SET TASK -
Reproduce every line of the material below without any change, character for character.

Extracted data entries
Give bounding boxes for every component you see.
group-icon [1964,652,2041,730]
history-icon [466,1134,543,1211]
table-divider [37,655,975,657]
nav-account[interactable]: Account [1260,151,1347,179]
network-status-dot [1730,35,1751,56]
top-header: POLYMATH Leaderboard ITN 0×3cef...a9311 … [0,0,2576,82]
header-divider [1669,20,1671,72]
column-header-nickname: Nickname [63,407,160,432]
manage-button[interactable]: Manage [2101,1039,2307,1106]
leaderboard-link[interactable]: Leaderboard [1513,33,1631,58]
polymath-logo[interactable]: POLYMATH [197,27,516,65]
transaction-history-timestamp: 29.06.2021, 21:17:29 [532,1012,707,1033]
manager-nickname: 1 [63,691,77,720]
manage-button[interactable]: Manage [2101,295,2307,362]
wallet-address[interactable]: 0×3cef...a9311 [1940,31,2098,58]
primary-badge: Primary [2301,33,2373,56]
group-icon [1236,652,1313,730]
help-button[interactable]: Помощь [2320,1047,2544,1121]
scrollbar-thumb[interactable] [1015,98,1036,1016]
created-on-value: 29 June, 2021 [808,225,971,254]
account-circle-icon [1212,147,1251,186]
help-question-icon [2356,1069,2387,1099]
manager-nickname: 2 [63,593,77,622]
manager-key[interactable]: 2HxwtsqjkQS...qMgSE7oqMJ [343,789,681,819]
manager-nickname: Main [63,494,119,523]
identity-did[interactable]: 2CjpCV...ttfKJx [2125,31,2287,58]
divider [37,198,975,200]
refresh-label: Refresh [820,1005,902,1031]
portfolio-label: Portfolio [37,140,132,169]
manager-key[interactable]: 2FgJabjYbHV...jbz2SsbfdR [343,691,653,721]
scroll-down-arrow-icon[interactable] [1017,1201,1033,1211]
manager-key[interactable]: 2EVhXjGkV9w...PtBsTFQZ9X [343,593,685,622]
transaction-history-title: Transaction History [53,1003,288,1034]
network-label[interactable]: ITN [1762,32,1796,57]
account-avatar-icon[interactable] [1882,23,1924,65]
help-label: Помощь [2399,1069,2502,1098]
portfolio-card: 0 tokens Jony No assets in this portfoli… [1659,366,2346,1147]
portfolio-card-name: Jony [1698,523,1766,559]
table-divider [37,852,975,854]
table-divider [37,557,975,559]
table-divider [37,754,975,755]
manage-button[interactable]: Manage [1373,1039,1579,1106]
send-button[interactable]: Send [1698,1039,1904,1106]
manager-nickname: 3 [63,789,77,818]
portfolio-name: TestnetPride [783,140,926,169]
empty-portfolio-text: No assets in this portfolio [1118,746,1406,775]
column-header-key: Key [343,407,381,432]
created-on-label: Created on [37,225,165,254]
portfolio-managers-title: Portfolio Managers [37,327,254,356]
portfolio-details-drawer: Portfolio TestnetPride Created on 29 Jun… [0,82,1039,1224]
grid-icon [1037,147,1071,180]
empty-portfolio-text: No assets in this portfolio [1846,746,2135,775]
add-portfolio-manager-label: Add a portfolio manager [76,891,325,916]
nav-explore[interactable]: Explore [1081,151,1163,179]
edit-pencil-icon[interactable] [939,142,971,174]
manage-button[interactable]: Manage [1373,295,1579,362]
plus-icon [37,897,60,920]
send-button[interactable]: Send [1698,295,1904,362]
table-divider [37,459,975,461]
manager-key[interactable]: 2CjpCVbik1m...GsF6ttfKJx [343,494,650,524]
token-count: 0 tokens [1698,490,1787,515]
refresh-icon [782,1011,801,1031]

FINAL RESULT -
Give bounding boxes for every component you see.
group-icon [1964,652,2041,730]
history-icon [466,1134,543,1211]
table-divider [37,655,975,657]
nav-account[interactable]: Account [1260,151,1347,179]
network-status-dot [1730,35,1751,56]
top-header: POLYMATH Leaderboard ITN 0×3cef...a9311 … [0,0,2576,82]
header-divider [1669,20,1671,72]
column-header-nickname: Nickname [63,407,160,432]
manage-button[interactable]: Manage [2101,1039,2307,1106]
leaderboard-link[interactable]: Leaderboard [1513,33,1631,58]
polymath-logo[interactable]: POLYMATH [197,27,516,65]
transaction-history-timestamp: 29.06.2021, 21:17:29 [532,1012,707,1033]
manager-nickname: 1 [63,691,77,720]
manage-button[interactable]: Manage [2101,295,2307,362]
wallet-address[interactable]: 0×3cef...a9311 [1940,31,2098,58]
primary-badge: Primary [2301,33,2373,56]
group-icon [1236,652,1313,730]
help-button[interactable]: Помощь [2320,1047,2544,1121]
scrollbar-thumb[interactable] [1015,98,1036,1016]
created-on-value: 29 June, 2021 [808,225,971,254]
account-circle-icon [1212,147,1251,186]
help-question-icon [2356,1069,2387,1099]
manager-nickname: 2 [63,593,77,622]
manager-key[interactable]: 2HxwtsqjkQS...qMgSE7oqMJ [343,789,681,819]
manager-nickname: Main [63,494,119,523]
identity-did[interactable]: 2CjpCV...ttfKJx [2125,31,2287,58]
divider [37,198,975,200]
refresh-label: Refresh [820,1005,902,1031]
portfolio-label: Portfolio [37,140,132,169]
manager-key[interactable]: 2FgJabjYbHV...jbz2SsbfdR [343,691,653,721]
scroll-down-arrow-icon[interactable] [1017,1201,1033,1211]
manager-key[interactable]: 2EVhXjGkV9w...PtBsTFQZ9X [343,593,685,622]
transaction-history-title: Transaction History [53,1003,288,1034]
network-label[interactable]: ITN [1762,32,1796,57]
account-avatar-icon[interactable] [1882,23,1924,65]
help-label: Помощь [2399,1069,2502,1098]
portfolio-card: 0 tokens Jony No assets in this portfoli… [1659,366,2346,1147]
portfolio-card-name: Jony [1698,523,1766,559]
table-divider [37,852,975,854]
table-divider [37,557,975,559]
table-divider [37,754,975,755]
manage-button[interactable]: Manage [1373,1039,1579,1106]
send-button[interactable]: Send [1698,1039,1904,1106]
manager-nickname: 3 [63,789,77,818]
portfolio-name: TestnetPride [783,140,926,169]
empty-portfolio-text: No assets in this portfolio [1118,746,1406,775]
column-header-key: Key [343,407,381,432]
created-on-label: Created on [37,225,165,254]
portfolio-managers-title: Portfolio Managers [37,327,254,356]
portfolio-details-drawer: Portfolio TestnetPride Created on 29 Jun… [0,82,1039,1224]
grid-icon [1037,147,1071,180]
empty-portfolio-text: No assets in this portfolio [1846,746,2135,775]
add-portfolio-manager-label: Add a portfolio manager [76,891,325,916]
nav-explore[interactable]: Explore [1081,151,1163,179]
edit-pencil-icon[interactable] [939,142,971,174]
manage-button[interactable]: Manage [1373,295,1579,362]
plus-icon [37,897,60,920]
send-button[interactable]: Send [1698,295,1904,362]
table-divider [37,459,975,461]
manager-key[interactable]: 2CjpCVbik1m...GsF6ttfKJx [343,494,650,524]
token-count: 0 tokens [1698,490,1787,515]
refresh-icon [782,1011,801,1031]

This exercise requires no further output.